EXERCISE
Locate and copy all lines bearing the word "text".
* start SUPPLIED INFORMATION *
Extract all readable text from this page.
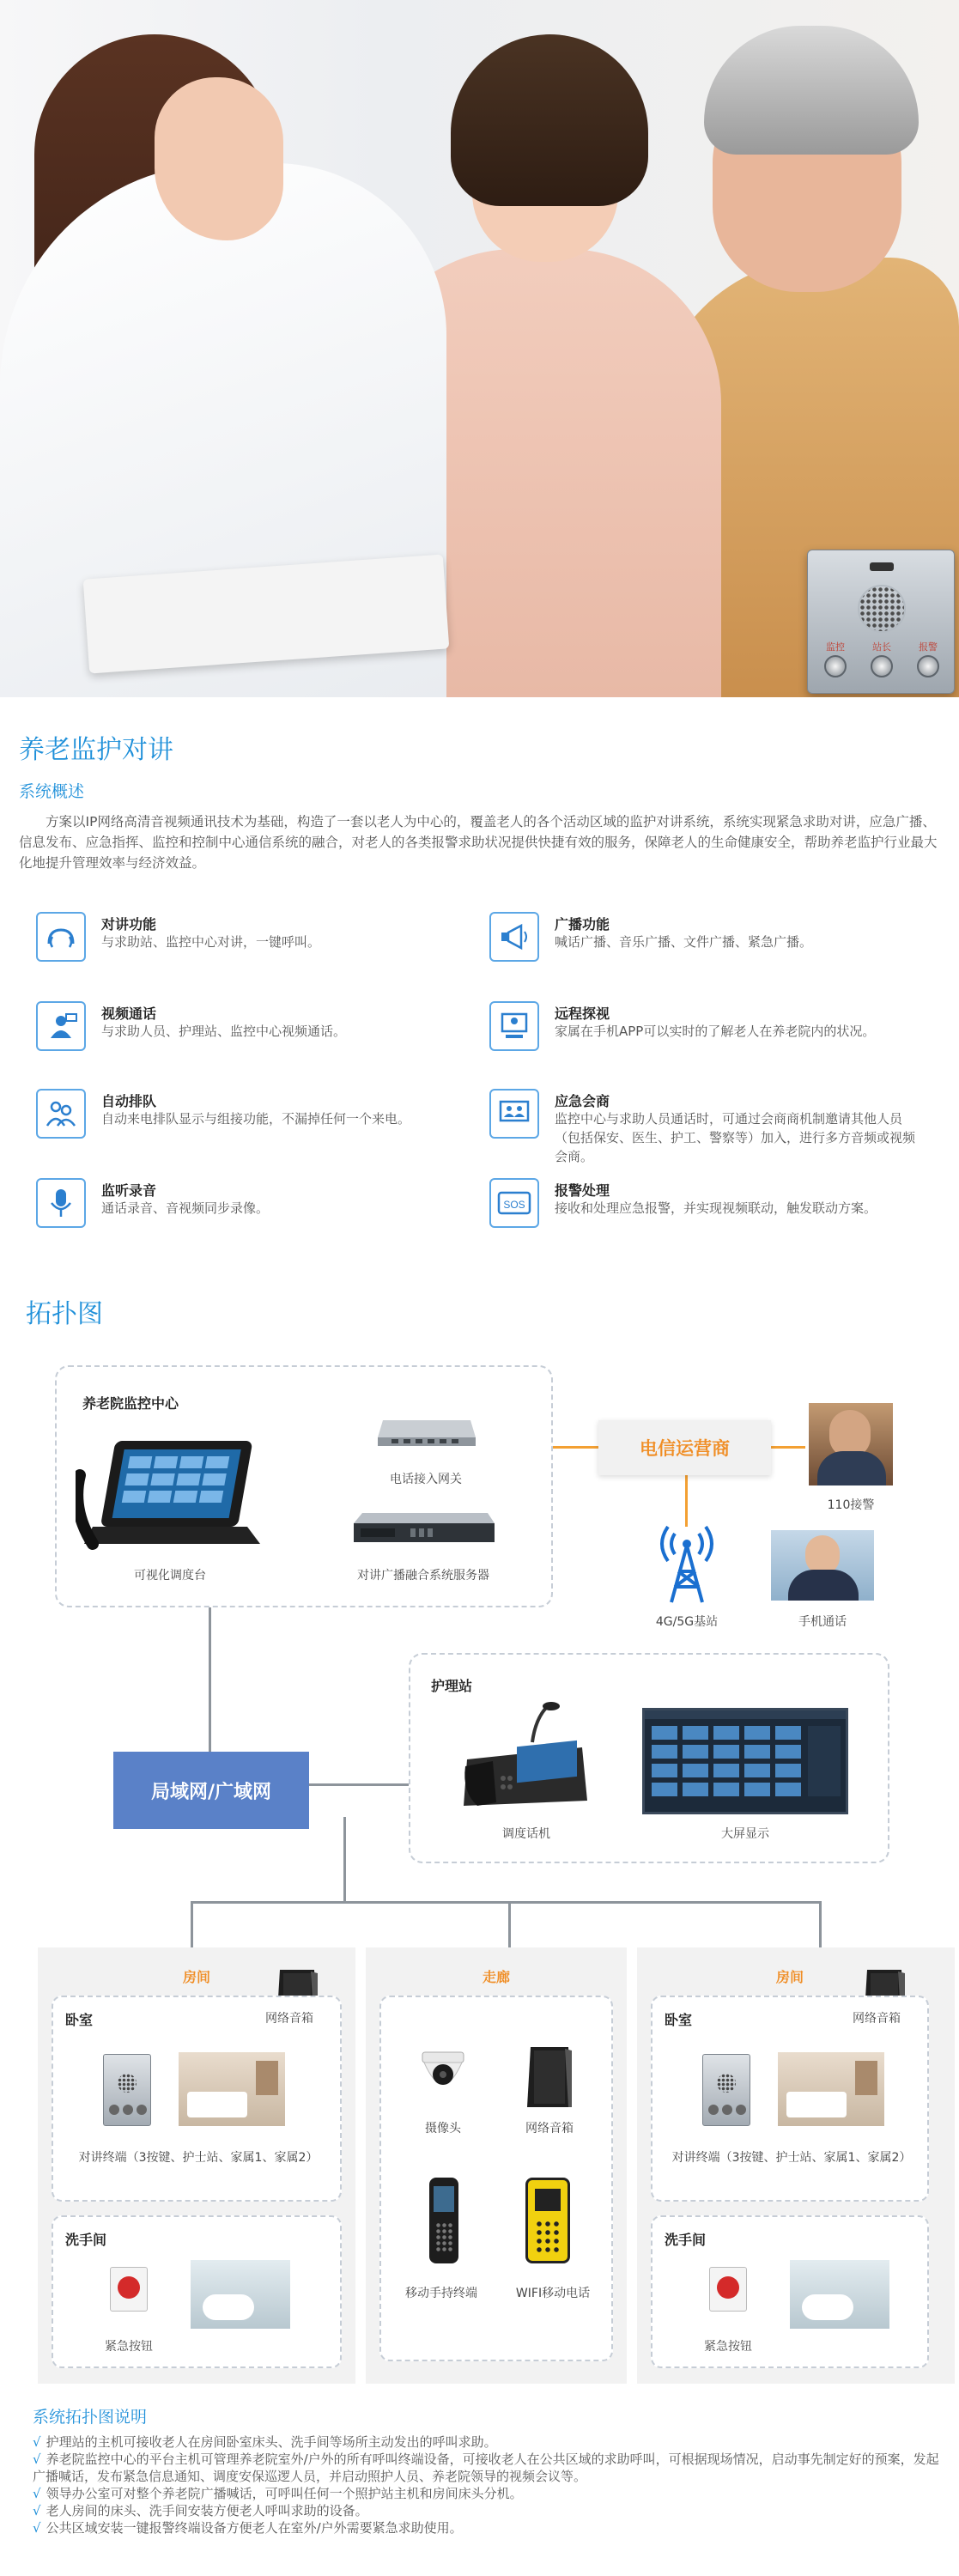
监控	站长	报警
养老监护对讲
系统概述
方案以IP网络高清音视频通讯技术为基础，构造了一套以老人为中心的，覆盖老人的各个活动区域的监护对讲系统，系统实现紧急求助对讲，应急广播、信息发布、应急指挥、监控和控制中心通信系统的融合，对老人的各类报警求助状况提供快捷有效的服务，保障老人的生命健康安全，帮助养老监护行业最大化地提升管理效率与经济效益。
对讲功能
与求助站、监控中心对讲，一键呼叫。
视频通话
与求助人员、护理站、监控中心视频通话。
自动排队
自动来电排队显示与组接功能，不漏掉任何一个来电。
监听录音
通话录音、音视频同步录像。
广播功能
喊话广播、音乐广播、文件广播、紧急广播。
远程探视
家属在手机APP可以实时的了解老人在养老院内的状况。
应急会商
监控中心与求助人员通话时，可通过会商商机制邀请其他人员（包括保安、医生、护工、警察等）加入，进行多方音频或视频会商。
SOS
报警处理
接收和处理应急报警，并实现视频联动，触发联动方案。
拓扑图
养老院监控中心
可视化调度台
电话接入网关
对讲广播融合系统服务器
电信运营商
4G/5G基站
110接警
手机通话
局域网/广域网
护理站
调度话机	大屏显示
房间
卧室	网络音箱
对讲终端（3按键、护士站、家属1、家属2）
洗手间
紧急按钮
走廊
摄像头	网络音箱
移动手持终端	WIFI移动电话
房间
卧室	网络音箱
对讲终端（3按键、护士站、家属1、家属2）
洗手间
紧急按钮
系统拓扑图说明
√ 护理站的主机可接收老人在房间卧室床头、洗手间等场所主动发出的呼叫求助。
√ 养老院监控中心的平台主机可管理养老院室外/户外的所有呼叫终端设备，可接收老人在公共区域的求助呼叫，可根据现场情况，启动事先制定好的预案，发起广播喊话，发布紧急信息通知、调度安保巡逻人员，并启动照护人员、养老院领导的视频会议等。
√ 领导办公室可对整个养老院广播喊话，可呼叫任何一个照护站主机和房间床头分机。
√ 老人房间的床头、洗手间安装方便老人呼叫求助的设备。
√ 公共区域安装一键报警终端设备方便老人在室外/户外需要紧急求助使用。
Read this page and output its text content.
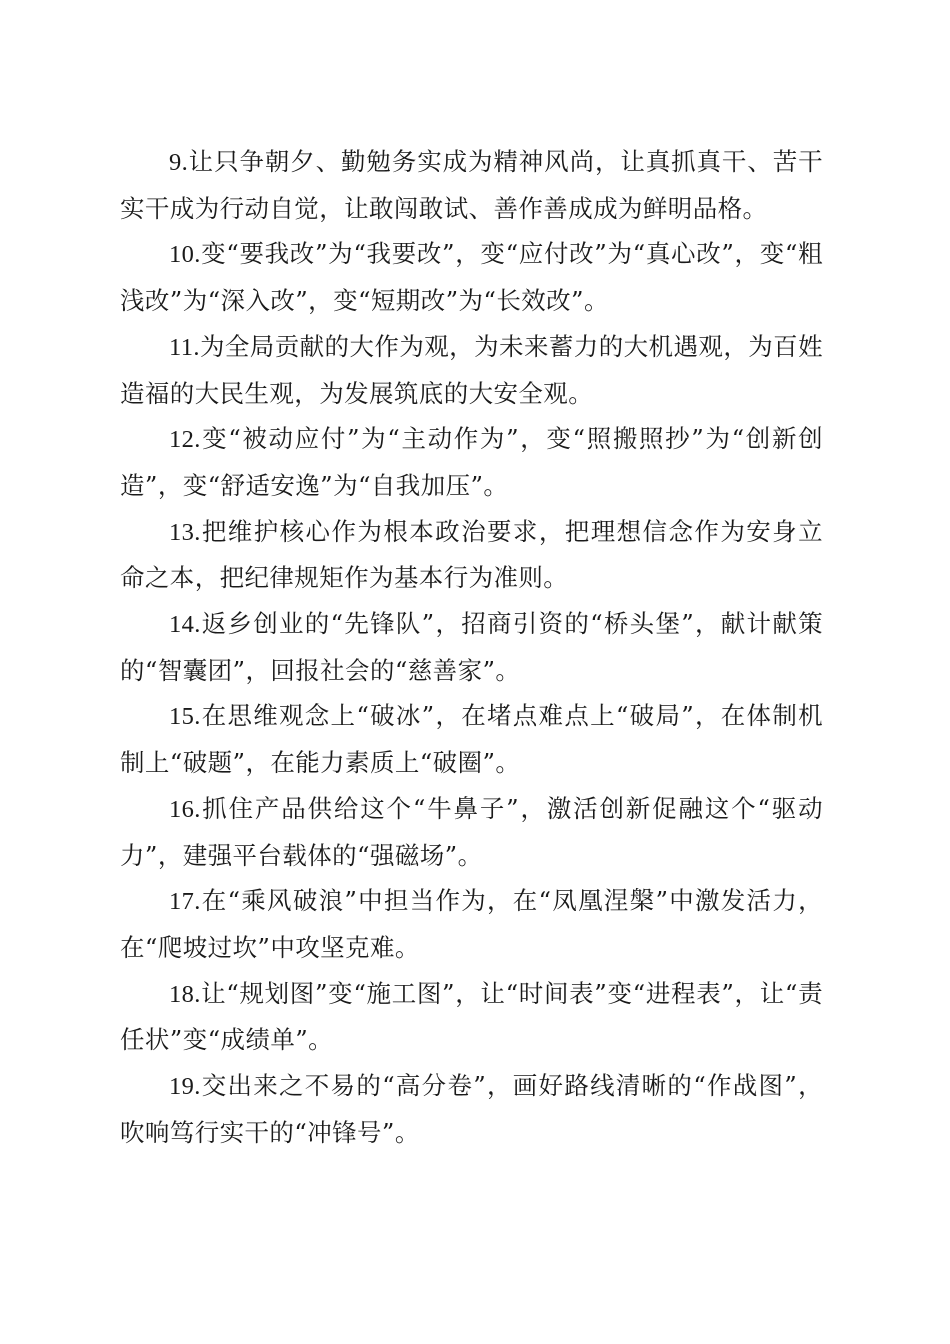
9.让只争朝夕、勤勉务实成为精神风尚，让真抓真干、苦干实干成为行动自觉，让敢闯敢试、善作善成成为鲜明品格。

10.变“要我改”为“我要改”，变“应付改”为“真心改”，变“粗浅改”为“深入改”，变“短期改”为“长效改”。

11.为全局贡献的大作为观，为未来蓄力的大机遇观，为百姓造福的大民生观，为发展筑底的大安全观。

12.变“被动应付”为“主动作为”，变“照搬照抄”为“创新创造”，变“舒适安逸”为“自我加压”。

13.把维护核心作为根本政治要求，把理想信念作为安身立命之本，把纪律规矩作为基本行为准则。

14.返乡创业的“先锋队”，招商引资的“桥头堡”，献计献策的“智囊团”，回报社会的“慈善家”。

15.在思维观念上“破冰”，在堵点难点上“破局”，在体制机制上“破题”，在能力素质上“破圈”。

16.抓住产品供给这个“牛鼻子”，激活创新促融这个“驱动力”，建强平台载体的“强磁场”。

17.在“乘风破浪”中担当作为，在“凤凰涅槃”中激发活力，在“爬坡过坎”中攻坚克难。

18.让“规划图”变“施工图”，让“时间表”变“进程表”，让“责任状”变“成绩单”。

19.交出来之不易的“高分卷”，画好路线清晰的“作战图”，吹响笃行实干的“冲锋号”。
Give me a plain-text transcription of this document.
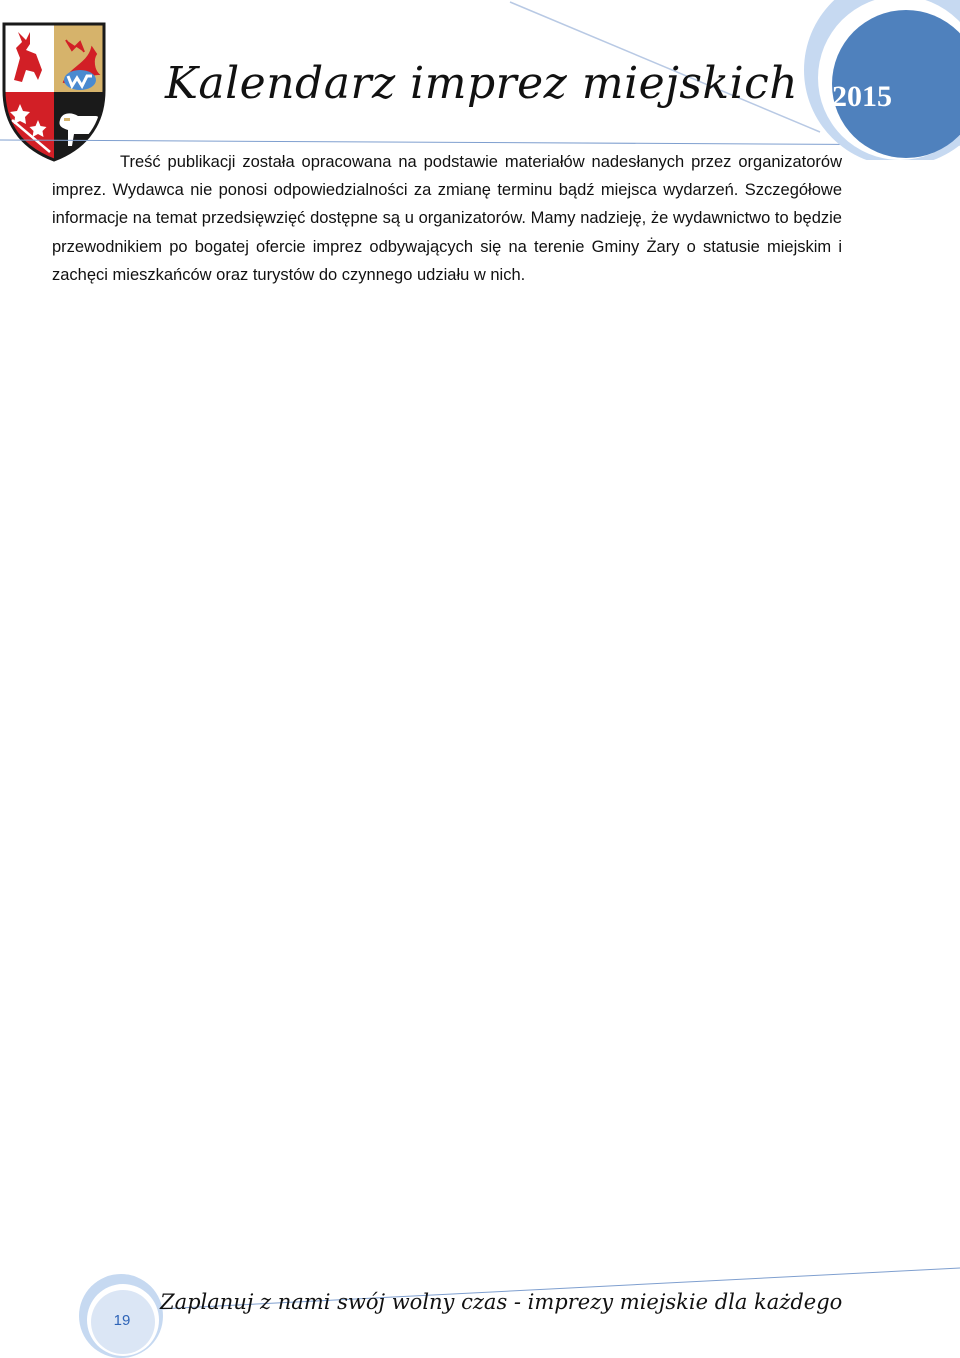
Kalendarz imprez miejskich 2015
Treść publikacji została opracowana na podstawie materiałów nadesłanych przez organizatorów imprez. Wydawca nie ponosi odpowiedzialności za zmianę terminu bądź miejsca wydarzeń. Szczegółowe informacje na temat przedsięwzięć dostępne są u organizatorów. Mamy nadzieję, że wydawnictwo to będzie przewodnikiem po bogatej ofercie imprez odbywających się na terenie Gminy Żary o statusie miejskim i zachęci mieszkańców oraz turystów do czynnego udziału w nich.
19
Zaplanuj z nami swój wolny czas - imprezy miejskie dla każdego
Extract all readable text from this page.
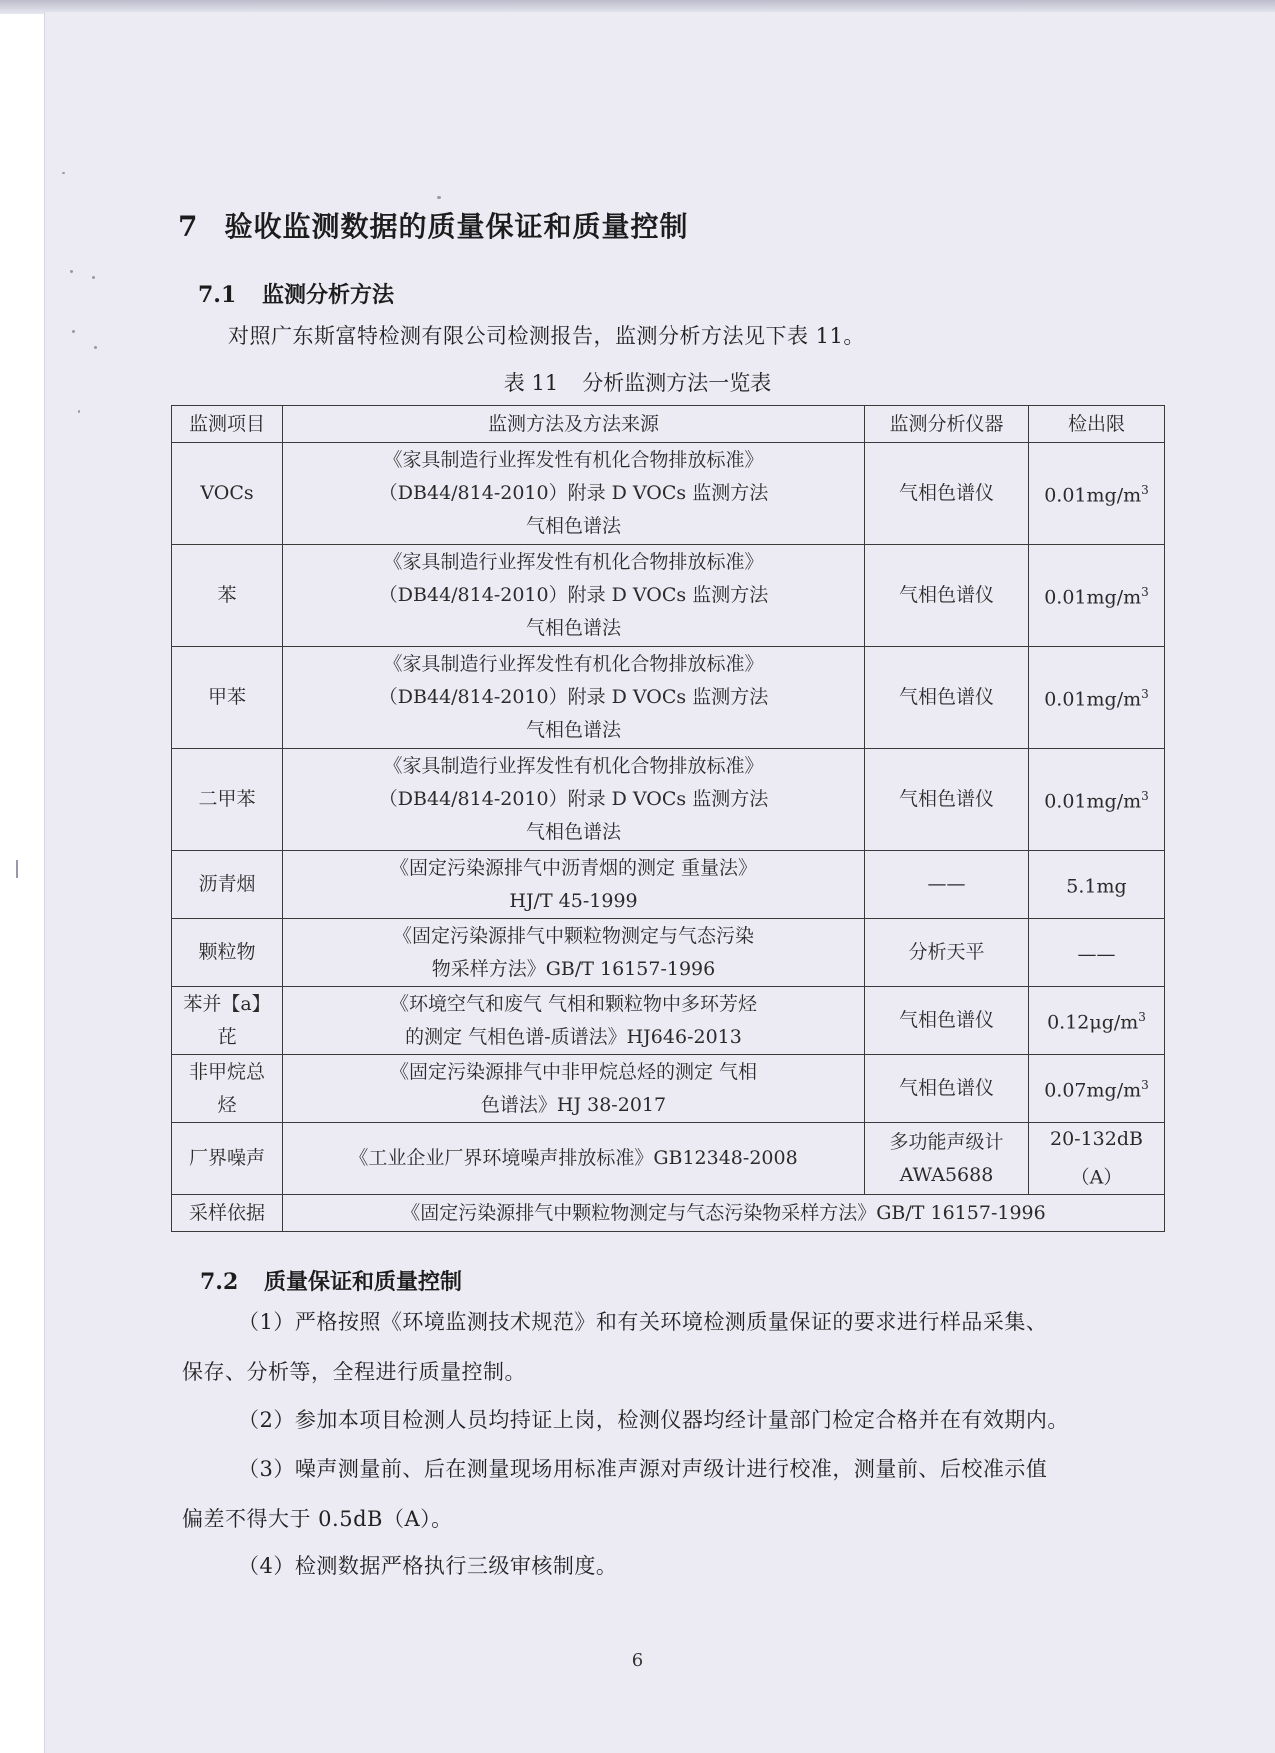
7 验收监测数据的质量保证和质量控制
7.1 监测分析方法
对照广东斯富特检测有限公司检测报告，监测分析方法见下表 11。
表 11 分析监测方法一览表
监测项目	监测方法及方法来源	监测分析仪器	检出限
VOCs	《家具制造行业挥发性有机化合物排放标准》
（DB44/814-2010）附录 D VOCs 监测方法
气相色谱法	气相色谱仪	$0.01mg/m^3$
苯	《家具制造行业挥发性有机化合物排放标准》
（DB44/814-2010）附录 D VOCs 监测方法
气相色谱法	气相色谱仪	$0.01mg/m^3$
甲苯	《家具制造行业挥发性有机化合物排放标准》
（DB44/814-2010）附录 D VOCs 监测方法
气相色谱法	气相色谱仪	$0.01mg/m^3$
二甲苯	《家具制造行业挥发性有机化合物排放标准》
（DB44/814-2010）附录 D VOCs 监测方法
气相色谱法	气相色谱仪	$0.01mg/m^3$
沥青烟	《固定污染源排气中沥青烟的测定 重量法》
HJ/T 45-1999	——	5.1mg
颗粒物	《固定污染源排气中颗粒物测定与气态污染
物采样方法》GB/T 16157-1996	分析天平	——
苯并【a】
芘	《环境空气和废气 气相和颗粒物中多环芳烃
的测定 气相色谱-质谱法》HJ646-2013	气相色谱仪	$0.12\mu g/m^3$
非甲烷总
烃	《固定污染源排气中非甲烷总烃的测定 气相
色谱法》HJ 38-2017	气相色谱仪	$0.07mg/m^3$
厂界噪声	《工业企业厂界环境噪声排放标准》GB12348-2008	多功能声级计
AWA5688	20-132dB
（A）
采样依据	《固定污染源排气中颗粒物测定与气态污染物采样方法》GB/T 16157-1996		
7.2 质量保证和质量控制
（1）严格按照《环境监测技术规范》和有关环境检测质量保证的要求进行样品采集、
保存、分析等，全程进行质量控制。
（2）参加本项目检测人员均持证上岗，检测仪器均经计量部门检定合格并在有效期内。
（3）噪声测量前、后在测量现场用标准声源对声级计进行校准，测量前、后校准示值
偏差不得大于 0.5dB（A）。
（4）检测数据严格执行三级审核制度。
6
* end SUPPLIED INFORMATION *
ANSWER FOR THE TASK
Extract all readable text from this page.
Read this page and output its text content.
Give me a plain-text transcription of this document.
Extract all readable text from this page.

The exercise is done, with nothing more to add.